Start AVAILABLE RECORDS
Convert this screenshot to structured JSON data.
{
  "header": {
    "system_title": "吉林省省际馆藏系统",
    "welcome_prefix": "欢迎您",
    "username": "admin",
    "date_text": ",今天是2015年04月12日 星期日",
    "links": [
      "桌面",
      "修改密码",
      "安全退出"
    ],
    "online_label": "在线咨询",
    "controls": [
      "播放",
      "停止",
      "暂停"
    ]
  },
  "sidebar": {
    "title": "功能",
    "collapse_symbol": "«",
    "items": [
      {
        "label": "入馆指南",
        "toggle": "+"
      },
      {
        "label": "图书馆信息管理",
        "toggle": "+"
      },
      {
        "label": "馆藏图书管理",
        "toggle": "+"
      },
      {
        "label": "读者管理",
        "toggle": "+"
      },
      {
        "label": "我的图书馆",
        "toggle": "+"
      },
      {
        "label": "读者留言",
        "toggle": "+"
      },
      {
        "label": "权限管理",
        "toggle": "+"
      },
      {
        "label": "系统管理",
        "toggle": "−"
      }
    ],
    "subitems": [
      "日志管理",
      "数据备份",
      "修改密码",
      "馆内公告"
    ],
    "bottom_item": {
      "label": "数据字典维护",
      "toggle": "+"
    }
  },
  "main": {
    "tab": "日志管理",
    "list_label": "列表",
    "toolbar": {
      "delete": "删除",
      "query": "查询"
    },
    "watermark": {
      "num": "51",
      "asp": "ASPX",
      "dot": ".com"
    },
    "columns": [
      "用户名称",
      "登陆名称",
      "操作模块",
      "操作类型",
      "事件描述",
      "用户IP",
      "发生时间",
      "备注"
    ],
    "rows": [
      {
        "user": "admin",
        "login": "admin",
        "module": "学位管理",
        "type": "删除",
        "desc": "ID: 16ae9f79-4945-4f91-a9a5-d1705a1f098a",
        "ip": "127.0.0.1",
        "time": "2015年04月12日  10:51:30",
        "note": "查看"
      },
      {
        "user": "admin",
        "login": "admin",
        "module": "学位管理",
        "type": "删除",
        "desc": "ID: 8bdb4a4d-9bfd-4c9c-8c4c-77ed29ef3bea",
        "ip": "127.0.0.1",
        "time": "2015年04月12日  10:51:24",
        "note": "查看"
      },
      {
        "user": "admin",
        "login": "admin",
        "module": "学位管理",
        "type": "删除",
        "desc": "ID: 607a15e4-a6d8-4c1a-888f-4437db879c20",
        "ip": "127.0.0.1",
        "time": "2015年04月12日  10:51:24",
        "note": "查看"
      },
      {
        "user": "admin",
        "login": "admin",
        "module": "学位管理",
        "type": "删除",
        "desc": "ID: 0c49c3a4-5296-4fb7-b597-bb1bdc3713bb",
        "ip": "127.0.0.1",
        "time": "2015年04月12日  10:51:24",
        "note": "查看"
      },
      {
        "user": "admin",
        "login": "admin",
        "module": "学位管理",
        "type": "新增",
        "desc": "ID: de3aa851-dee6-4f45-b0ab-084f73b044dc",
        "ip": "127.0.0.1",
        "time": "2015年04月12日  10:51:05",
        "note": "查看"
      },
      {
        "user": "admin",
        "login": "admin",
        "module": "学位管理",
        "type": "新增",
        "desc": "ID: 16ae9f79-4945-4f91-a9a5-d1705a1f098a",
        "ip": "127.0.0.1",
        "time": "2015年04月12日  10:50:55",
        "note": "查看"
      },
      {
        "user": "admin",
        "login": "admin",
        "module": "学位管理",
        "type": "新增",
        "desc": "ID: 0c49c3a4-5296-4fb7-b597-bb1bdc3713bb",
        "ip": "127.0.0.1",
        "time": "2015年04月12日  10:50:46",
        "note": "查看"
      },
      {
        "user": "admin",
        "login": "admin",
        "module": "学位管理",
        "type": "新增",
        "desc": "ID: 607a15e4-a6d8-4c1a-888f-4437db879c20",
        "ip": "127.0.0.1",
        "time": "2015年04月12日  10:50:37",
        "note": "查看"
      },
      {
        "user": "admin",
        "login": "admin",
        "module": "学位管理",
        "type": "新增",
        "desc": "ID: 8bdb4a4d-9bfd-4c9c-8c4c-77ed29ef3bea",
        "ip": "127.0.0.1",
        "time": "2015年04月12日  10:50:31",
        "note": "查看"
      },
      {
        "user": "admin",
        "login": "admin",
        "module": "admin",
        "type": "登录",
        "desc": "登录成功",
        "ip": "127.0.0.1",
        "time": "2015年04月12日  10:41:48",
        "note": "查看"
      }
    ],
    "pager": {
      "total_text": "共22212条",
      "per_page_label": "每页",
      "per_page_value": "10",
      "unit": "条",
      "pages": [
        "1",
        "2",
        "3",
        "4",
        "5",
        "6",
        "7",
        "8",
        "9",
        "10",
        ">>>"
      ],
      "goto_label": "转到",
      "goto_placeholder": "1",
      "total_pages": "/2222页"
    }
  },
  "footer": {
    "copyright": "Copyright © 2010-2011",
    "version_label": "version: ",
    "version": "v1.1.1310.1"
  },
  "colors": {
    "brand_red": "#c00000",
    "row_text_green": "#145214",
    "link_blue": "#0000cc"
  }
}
End AVAILABLE RECORDS
WHAT YOU SHOULD DO :: Write out the whole listing exactly.

EXPECTED ANSWER ::
Convert this screenshot to structured JSON data.
{
  "header": {
    "system_title": "吉林省省际馆藏系统",
    "welcome_prefix": "欢迎您",
    "username": "admin",
    "date_text": ",今天是2015年04月12日 星期日",
    "links": [
      "桌面",
      "修改密码",
      "安全退出"
    ],
    "online_label": "在线咨询",
    "controls": [
      "播放",
      "停止",
      "暂停"
    ]
  },
  "sidebar": {
    "title": "功能",
    "collapse_symbol": "«",
    "items": [
      {
        "label": "入馆指南",
        "toggle": "+"
      },
      {
        "label": "图书馆信息管理",
        "toggle": "+"
      },
      {
        "label": "馆藏图书管理",
        "toggle": "+"
      },
      {
        "label": "读者管理",
        "toggle": "+"
      },
      {
        "label": "我的图书馆",
        "toggle": "+"
      },
      {
        "label": "读者留言",
        "toggle": "+"
      },
      {
        "label": "权限管理",
        "toggle": "+"
      },
      {
        "label": "系统管理",
        "toggle": "−"
      }
    ],
    "subitems": [
      "日志管理",
      "数据备份",
      "修改密码",
      "馆内公告"
    ],
    "bottom_item": {
      "label": "数据字典维护",
      "toggle": "+"
    }
  },
  "main": {
    "tab": "日志管理",
    "list_label": "列表",
    "toolbar": {
      "delete": "删除",
      "query": "查询"
    },
    "watermark": {
      "num": "51",
      "asp": "ASPX",
      "dot": ".com"
    },
    "columns": [
      "用户名称",
      "登陆名称",
      "操作模块",
      "操作类型",
      "事件描述",
      "用户IP",
      "发生时间",
      "备注"
    ],
    "rows": [
      {
        "user": "admin",
        "login": "admin",
        "module": "学位管理",
        "type": "删除",
        "desc": "ID: 16ae9f79-4945-4f91-a9a5-d1705a1f098a",
        "ip": "127.0.0.1",
        "time": "2015年04月12日  10:51:30",
        "note": "查看"
      },
      {
        "user": "admin",
        "login": "admin",
        "module": "学位管理",
        "type": "删除",
        "desc": "ID: 8bdb4a4d-9bfd-4c9c-8c4c-77ed29ef3bea",
        "ip": "127.0.0.1",
        "time": "2015年04月12日  10:51:24",
        "note": "查看"
      },
      {
        "user": "admin",
        "login": "admin",
        "module": "学位管理",
        "type": "删除",
        "desc": "ID: 607a15e4-a6d8-4c1a-888f-4437db879c20",
        "ip": "127.0.0.1",
        "time": "2015年04月12日  10:51:24",
        "note": "查看"
      },
      {
        "user": "admin",
        "login": "admin",
        "module": "学位管理",
        "type": "删除",
        "desc": "ID: 0c49c3a4-5296-4fb7-b597-bb1bdc3713bb",
        "ip": "127.0.0.1",
        "time": "2015年04月12日  10:51:24",
        "note": "查看"
      },
      {
        "user": "admin",
        "login": "admin",
        "module": "学位管理",
        "type": "新增",
        "desc": "ID: de3aa851-dee6-4f45-b0ab-084f73b044dc",
        "ip": "127.0.0.1",
        "time": "2015年04月12日  10:51:05",
        "note": "查看"
      },
      {
        "user": "admin",
        "login": "admin",
        "module": "学位管理",
        "type": "新增",
        "desc": "ID: 16ae9f79-4945-4f91-a9a5-d1705a1f098a",
        "ip": "127.0.0.1",
        "time": "2015年04月12日  10:50:55",
        "note": "查看"
      },
      {
        "user": "admin",
        "login": "admin",
        "module": "学位管理",
        "type": "新增",
        "desc": "ID: 0c49c3a4-5296-4fb7-b597-bb1bdc3713bb",
        "ip": "127.0.0.1",
        "time": "2015年04月12日  10:50:46",
        "note": "查看"
      },
      {
        "user": "admin",
        "login": "admin",
        "module": "学位管理",
        "type": "新增",
        "desc": "ID: 607a15e4-a6d8-4c1a-888f-4437db879c20",
        "ip": "127.0.0.1",
        "time": "2015年04月12日  10:50:37",
        "note": "查看"
      },
      {
        "user": "admin",
        "login": "admin",
        "module": "学位管理",
        "type": "新增",
        "desc": "ID: 8bdb4a4d-9bfd-4c9c-8c4c-77ed29ef3bea",
        "ip": "127.0.0.1",
        "time": "2015年04月12日  10:50:31",
        "note": "查看"
      },
      {
        "user": "admin",
        "login": "admin",
        "module": "admin",
        "type": "登录",
        "desc": "登录成功",
        "ip": "127.0.0.1",
        "time": "2015年04月12日  10:41:48",
        "note": "查看"
      }
    ],
    "pager": {
      "total_text": "共22212条",
      "per_page_label": "每页",
      "per_page_value": "10",
      "unit": "条",
      "pages": [
        "1",
        "2",
        "3",
        "4",
        "5",
        "6",
        "7",
        "8",
        "9",
        "10",
        ">>>"
      ],
      "goto_label": "转到",
      "goto_placeholder": "1",
      "total_pages": "/2222页"
    }
  },
  "footer": {
    "copyright": "Copyright © 2010-2011",
    "version_label": "version: ",
    "version": "v1.1.1310.1"
  },
  "colors": {
    "brand_red": "#c00000",
    "row_text_green": "#145214",
    "link_blue": "#0000cc"
  }
}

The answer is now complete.